> [TASK OBJECTIVE]:
Every entry must be duplicated precisely as written.

* begin *

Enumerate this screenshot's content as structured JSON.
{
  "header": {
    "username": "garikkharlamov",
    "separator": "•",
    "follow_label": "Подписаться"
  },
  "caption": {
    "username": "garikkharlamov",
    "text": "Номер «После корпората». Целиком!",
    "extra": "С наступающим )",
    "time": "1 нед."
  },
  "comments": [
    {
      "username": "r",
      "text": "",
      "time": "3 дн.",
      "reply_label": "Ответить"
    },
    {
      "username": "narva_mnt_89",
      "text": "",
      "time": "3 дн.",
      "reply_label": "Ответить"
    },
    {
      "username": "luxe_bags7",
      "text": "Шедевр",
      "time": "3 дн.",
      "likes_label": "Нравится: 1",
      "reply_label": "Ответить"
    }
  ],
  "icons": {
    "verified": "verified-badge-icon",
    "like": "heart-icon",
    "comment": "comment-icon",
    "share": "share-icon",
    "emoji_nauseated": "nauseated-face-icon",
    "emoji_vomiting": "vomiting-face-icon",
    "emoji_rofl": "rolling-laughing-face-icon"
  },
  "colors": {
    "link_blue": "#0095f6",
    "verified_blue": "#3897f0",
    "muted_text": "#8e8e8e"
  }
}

* end *

> [FINISHED ANSWER]:
Enumerate this screenshot's content as structured JSON.
{
  "header": {
    "username": "garikkharlamov",
    "separator": "•",
    "follow_label": "Подписаться"
  },
  "caption": {
    "username": "garikkharlamov",
    "text": "Номер «После корпората». Целиком!",
    "extra": "С наступающим )",
    "time": "1 нед."
  },
  "comments": [
    {
      "username": "r",
      "text": "",
      "time": "3 дн.",
      "reply_label": "Ответить"
    },
    {
      "username": "narva_mnt_89",
      "text": "",
      "time": "3 дн.",
      "reply_label": "Ответить"
    },
    {
      "username": "luxe_bags7",
      "text": "Шедевр",
      "time": "3 дн.",
      "likes_label": "Нравится: 1",
      "reply_label": "Ответить"
    }
  ],
  "icons": {
    "verified": "verified-badge-icon",
    "like": "heart-icon",
    "comment": "comment-icon",
    "share": "share-icon",
    "emoji_nauseated": "nauseated-face-icon",
    "emoji_vomiting": "vomiting-face-icon",
    "emoji_rofl": "rolling-laughing-face-icon"
  },
  "colors": {
    "link_blue": "#0095f6",
    "verified_blue": "#3897f0",
    "muted_text": "#8e8e8e"
  }
}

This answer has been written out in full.